◆ WHAT TO WORK ON:
1/ Condense the paragraph of the 3D scanner passage that begins "Embodiments herein relate" into a short bulleted list that keeps its main facts.
2/ Answer these questions using the 3D scanner passage, one answer per line, labeled to match:
(a) Where is the subject matter regarded as the invention particularly pointed out and distinctly claimed?
(b) What type of lens can the camera include in one or more embodiments?
(c) What two things does the resulting interactive 3D scan include?
3/ For each statement, answer yes or no according to the 3D scanner passage, and quote the words from the passage that decide it:
(a) The camera in the 3D measuring device captures only black-and-white images.
(b) The detailed description presents embodiments by way of example with reference to the drawings.
(c) The 2D wide-angle image is mapped to the 3D coordinates.

◆ PAGE:
********************

These and other advantages and features will become more apparent from the following description taken in conjunction with the drawings.
The subject matter, which is regarded as the invention, is particularly pointed out and distinctly claimed in the claims at the conclusion of the specification. The foregoing and other features, and advantages of the invention are apparent from the following detailed description taken in conjunction with the accompanying drawings in which:
The detailed description explains embodiments of the invention, together with advantages and features, by way of example with reference to the drawings.
Embodiments herein relate to a 3D measuring device having a 3D scanner and at least one camera that captures color images. The camera(s) can include a wide-angle lens in one or more embodiments. Embodiments provide advantages to acquiring three-dimensional (3D) coordinates of an area of the environment, acquiring a 2D color image of that area using the camera, and mapping the 2D wide-angle image to the 3D coordinates. The result is an interactive 3D scan of the area that includes the captured 3D coordinates and color.

********************

Items listed in a dataset:
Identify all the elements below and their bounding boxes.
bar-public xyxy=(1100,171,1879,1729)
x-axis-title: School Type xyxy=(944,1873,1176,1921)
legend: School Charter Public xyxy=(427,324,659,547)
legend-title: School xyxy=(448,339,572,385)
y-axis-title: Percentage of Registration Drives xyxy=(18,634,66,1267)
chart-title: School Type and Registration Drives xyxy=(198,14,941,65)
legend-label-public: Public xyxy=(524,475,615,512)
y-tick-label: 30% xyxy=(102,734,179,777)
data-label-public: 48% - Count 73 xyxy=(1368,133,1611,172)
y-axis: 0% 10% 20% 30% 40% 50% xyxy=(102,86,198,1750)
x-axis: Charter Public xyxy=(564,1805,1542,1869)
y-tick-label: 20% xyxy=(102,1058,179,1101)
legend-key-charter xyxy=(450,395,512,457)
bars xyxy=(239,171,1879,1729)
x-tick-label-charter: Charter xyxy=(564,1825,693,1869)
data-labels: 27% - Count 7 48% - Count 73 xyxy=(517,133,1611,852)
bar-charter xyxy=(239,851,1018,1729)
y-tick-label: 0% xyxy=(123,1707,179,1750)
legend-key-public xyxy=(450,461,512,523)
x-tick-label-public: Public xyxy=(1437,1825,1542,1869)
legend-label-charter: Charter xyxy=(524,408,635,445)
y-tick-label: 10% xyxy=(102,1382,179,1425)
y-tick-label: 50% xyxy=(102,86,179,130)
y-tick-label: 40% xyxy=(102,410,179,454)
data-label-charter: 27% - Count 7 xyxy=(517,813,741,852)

********************

◆ RESPONSES FOR EACH TASK:
1/
- The 3D measuring device has a 3D scanner and at least one camera that captures color images.
- The camera or cameras can include a wide-angle lens.
- The device acquires 3D coordinates of an area of the environment.
- It also acquires a 2D color image of that area with the camera.
- The 2D wide-angle image is mapped to the 3D coordinates.
- The result is an interactive 3D scan of the area with the captured 3D coordinates and color.

2/
(a) In the claims at the conclusion of the specification.
(b) A wide-angle lens.
(c) The captured 3D coordinates and color.

3/
(a) No: "at least one camera that captures color images"
(b) Yes: "explains embodiments of the invention, together with advantages and features, by way of example with reference to the drawings"
(c) Yes: "mapping the 2D wide-angle image to the 3D coordinates"